## WORK TO DO:
Reproduce the listing verbatim.

[Recorded data]
•••••

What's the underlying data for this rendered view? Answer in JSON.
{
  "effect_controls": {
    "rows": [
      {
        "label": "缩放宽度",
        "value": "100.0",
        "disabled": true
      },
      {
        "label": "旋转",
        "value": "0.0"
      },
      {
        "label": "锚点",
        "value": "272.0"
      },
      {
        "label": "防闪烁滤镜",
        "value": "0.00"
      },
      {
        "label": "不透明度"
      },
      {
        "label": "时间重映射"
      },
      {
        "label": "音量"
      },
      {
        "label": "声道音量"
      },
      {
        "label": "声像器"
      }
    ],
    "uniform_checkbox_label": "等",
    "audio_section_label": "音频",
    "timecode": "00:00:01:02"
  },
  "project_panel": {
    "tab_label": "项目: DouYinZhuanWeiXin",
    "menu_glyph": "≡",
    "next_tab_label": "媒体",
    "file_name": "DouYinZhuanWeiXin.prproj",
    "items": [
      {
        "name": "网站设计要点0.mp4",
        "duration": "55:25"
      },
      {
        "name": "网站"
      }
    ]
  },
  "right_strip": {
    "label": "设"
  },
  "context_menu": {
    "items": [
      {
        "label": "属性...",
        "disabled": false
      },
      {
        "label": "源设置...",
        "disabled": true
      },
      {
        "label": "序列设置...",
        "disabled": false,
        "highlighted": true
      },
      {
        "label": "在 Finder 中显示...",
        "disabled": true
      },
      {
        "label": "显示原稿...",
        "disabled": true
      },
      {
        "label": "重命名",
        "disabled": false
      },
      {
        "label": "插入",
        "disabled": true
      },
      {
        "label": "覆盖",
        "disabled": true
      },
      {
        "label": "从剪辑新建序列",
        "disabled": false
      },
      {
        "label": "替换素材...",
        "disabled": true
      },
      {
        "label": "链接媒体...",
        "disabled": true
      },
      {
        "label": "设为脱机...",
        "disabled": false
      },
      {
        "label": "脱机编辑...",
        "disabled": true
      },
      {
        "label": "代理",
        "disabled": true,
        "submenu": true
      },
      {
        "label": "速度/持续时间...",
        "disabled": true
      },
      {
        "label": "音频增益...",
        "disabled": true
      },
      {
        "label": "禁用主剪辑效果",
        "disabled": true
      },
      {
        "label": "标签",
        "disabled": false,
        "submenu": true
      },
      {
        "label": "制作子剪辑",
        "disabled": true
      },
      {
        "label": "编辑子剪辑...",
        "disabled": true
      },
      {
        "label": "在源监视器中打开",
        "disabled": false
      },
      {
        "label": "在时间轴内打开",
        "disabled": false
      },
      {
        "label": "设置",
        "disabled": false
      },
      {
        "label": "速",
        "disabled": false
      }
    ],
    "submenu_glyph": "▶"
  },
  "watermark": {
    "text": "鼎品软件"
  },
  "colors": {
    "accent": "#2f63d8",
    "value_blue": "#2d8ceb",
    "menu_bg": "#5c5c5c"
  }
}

•••••

## ANSWER BELOW:
What's the underlying data for this rendered view? Answer in JSON.
{
  "effect_controls": {
    "rows": [
      {
        "label": "缩放宽度",
        "value": "100.0",
        "disabled": true
      },
      {
        "label": "旋转",
        "value": "0.0"
      },
      {
        "label": "锚点",
        "value": "272.0"
      },
      {
        "label": "防闪烁滤镜",
        "value": "0.00"
      },
      {
        "label": "不透明度"
      },
      {
        "label": "时间重映射"
      },
      {
        "label": "音量"
      },
      {
        "label": "声道音量"
      },
      {
        "label": "声像器"
      }
    ],
    "uniform_checkbox_label": "等",
    "audio_section_label": "音频",
    "timecode": "00:00:01:02"
  },
  "project_panel": {
    "tab_label": "项目: DouYinZhuanWeiXin",
    "menu_glyph": "≡",
    "next_tab_label": "媒体",
    "file_name": "DouYinZhuanWeiXin.prproj",
    "items": [
      {
        "name": "网站设计要点0.mp4",
        "duration": "55:25"
      },
      {
        "name": "网站"
      }
    ]
  },
  "right_strip": {
    "label": "设"
  },
  "context_menu": {
    "items": [
      {
        "label": "属性...",
        "disabled": false
      },
      {
        "label": "源设置...",
        "disabled": true
      },
      {
        "label": "序列设置...",
        "disabled": false,
        "highlighted": true
      },
      {
        "label": "在 Finder 中显示...",
        "disabled": true
      },
      {
        "label": "显示原稿...",
        "disabled": true
      },
      {
        "label": "重命名",
        "disabled": false
      },
      {
        "label": "插入",
        "disabled": true
      },
      {
        "label": "覆盖",
        "disabled": true
      },
      {
        "label": "从剪辑新建序列",
        "disabled": false
      },
      {
        "label": "替换素材...",
        "disabled": true
      },
      {
        "label": "链接媒体...",
        "disabled": true
      },
      {
        "label": "设为脱机...",
        "disabled": false
      },
      {
        "label": "脱机编辑...",
        "disabled": true
      },
      {
        "label": "代理",
        "disabled": true,
        "submenu": true
      },
      {
        "label": "速度/持续时间...",
        "disabled": true
      },
      {
        "label": "音频增益...",
        "disabled": true
      },
      {
        "label": "禁用主剪辑效果",
        "disabled": true
      },
      {
        "label": "标签",
        "disabled": false,
        "submenu": true
      },
      {
        "label": "制作子剪辑",
        "disabled": true
      },
      {
        "label": "编辑子剪辑...",
        "disabled": true
      },
      {
        "label": "在源监视器中打开",
        "disabled": false
      },
      {
        "label": "在时间轴内打开",
        "disabled": false
      },
      {
        "label": "设置",
        "disabled": false
      },
      {
        "label": "速",
        "disabled": false
      }
    ],
    "submenu_glyph": "▶"
  },
  "watermark": {
    "text": "鼎品软件"
  },
  "colors": {
    "accent": "#2f63d8",
    "value_blue": "#2d8ceb",
    "menu_bg": "#5c5c5c"
  }
}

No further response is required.